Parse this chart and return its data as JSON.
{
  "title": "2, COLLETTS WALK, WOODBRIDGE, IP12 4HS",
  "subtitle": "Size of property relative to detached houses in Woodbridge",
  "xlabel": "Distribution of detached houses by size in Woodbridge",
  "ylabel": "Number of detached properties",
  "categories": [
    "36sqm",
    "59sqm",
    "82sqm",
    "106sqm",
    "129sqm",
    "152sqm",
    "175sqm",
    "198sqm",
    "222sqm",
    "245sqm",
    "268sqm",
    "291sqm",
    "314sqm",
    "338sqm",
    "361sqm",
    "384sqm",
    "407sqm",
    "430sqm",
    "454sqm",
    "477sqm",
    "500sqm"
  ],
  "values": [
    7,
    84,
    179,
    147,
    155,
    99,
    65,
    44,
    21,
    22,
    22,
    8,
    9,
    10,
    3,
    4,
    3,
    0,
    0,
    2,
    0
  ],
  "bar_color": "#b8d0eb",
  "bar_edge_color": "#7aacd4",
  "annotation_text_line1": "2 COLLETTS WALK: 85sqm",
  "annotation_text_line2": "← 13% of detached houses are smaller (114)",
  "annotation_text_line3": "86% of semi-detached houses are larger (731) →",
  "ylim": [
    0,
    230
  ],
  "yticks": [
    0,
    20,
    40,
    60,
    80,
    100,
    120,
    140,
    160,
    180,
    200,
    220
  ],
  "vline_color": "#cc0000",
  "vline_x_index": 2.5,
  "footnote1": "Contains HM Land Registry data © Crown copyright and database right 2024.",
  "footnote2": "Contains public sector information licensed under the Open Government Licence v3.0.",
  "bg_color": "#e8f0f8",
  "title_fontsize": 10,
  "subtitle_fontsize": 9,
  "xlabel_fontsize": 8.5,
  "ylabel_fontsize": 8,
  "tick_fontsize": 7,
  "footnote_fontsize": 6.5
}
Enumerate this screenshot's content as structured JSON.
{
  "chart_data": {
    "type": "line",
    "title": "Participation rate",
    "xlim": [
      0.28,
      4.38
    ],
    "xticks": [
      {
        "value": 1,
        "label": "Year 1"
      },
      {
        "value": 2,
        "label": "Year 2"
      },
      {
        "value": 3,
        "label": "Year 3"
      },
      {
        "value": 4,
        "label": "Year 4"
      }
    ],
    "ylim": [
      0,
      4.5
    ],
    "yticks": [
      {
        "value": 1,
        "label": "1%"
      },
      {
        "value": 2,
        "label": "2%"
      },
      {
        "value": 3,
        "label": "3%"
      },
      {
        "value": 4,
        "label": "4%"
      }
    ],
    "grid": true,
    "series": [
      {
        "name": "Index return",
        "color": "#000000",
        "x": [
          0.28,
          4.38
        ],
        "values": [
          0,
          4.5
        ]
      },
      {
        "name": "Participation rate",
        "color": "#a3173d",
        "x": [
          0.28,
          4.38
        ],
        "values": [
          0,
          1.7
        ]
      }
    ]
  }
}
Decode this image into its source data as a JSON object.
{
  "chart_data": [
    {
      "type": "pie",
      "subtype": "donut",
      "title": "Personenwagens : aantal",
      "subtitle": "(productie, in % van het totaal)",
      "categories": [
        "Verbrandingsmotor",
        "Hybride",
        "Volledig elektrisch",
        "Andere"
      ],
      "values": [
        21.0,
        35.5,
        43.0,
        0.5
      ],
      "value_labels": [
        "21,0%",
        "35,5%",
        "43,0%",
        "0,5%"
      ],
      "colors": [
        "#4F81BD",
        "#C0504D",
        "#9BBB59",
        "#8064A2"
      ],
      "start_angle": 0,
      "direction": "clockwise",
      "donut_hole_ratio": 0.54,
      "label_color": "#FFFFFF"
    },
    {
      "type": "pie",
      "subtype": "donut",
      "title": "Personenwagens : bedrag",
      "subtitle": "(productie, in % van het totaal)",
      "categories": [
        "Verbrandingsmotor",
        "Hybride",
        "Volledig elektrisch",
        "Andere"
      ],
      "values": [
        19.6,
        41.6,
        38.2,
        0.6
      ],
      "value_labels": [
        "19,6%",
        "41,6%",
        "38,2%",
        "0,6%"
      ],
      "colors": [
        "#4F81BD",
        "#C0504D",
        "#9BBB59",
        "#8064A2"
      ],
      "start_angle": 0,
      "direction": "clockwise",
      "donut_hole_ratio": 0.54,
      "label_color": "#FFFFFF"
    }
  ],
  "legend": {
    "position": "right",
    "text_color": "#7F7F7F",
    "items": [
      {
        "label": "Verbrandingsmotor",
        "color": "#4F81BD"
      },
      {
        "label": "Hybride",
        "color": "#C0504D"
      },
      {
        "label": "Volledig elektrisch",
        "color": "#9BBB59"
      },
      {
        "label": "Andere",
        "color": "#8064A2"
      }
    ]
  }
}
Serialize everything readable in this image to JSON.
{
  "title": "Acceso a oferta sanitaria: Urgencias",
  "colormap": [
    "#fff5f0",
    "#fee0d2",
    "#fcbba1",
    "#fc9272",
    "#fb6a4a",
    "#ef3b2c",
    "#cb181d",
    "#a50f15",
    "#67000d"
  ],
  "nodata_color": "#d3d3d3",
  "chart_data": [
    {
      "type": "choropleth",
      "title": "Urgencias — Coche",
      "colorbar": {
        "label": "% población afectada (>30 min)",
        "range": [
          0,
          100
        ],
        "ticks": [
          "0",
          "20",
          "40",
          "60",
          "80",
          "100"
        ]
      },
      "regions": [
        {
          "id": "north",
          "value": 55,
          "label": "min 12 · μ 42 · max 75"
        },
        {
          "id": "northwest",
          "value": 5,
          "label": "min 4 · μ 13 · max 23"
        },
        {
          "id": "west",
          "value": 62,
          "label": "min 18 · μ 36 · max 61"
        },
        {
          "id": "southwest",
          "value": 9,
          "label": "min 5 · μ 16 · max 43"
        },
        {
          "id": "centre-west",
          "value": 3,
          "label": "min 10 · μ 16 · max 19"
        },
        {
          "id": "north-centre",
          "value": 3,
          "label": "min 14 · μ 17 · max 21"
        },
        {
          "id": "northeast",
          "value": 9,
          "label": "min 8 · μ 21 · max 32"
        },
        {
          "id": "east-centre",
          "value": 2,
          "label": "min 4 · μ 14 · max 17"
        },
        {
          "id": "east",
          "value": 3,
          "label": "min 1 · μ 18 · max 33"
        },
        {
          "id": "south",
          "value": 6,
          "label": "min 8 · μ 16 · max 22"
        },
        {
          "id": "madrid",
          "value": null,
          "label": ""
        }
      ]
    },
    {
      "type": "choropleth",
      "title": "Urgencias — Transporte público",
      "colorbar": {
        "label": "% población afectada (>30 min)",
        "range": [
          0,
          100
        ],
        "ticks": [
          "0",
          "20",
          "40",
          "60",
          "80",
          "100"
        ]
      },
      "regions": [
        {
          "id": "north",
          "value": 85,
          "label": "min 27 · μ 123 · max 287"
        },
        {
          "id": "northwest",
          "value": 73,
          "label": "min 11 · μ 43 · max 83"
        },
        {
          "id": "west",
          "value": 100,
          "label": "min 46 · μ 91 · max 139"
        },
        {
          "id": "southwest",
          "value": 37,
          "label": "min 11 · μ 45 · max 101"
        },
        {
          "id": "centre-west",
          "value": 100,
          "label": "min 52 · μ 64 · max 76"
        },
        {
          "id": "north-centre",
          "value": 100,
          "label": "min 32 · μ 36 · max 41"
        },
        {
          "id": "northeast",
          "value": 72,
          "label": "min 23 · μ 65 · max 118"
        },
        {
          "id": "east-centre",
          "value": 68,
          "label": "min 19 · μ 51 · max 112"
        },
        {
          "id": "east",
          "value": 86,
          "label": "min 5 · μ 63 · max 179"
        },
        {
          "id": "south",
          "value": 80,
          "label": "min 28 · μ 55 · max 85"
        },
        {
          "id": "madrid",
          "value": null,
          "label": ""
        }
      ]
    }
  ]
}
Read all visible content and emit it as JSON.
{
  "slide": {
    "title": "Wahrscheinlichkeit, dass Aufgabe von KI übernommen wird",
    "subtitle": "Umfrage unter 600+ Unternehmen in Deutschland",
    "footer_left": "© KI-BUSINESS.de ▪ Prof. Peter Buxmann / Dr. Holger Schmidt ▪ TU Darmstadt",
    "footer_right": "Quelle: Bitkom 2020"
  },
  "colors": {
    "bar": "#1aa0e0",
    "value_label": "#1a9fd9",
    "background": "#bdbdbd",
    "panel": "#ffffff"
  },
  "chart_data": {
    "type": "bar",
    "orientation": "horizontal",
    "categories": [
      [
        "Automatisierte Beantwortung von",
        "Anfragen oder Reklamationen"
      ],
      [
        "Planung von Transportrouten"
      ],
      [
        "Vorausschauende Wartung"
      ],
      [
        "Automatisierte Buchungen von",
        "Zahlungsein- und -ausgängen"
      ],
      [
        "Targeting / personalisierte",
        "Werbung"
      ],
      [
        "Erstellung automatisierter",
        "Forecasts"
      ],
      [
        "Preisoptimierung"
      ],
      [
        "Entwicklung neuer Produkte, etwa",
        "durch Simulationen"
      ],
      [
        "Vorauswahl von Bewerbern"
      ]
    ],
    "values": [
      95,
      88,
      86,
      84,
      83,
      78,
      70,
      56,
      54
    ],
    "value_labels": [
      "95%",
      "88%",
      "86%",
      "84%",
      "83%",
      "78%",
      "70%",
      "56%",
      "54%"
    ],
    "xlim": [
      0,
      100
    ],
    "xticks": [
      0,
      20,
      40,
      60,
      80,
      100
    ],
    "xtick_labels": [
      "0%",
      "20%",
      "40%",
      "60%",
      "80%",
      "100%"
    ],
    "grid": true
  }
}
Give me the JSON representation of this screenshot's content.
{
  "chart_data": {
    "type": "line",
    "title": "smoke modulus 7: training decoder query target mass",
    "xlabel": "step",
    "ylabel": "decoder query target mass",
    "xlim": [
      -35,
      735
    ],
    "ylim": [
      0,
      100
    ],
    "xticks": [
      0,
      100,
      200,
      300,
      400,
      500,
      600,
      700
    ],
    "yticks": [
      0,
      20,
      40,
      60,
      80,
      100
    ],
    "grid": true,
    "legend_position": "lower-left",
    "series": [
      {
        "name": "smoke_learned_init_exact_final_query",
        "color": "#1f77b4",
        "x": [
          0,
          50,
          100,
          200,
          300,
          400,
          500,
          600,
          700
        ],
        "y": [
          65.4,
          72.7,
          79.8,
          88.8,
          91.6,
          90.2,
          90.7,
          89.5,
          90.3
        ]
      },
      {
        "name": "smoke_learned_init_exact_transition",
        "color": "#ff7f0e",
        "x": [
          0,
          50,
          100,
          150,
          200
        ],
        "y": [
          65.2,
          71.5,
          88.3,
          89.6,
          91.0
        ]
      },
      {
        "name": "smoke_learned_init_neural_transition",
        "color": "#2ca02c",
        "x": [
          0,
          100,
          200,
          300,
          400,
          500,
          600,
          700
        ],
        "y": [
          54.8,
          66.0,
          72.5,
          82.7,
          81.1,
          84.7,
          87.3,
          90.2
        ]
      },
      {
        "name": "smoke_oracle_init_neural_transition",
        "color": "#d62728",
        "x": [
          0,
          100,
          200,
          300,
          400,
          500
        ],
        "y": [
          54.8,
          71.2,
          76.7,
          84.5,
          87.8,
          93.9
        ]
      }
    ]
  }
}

→ **EXERCISE TASK**: How many of the lines above contain the string "this"? Give the number only.

→ **REPLY**: 5